### [Goal]
Where does the string "固体清新剂" appear in the records? Copy every line that contains it.

### [The records]

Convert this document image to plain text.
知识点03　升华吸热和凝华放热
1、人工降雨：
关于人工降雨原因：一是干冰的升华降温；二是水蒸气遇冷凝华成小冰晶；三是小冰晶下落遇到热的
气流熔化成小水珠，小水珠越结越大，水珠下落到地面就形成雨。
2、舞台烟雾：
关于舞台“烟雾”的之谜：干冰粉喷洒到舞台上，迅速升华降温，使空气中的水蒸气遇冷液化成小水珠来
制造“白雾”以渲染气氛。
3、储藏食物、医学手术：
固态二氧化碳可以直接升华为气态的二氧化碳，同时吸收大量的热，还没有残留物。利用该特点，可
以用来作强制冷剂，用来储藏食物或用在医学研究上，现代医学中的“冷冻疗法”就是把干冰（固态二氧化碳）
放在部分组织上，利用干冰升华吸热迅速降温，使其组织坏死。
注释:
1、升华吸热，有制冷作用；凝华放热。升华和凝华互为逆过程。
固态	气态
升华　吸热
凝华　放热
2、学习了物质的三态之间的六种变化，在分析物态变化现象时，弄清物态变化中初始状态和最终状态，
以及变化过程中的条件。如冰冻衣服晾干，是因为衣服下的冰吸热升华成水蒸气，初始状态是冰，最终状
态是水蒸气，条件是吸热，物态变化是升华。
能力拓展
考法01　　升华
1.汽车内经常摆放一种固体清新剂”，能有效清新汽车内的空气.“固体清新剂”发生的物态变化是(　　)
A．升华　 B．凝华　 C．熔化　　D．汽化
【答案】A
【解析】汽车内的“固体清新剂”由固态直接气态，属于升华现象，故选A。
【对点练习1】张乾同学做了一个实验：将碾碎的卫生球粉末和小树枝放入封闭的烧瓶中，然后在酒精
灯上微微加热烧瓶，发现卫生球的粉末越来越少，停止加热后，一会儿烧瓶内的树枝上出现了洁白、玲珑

### [Result of this task]
1.汽车内经常摆放一种固体清新剂”，能有效清新汽车内的空气.“固体清新剂”发生的物态变化是(　　)
【解析】汽车内的“固体清新剂”由固态直接气态，属于升华现象，故选A。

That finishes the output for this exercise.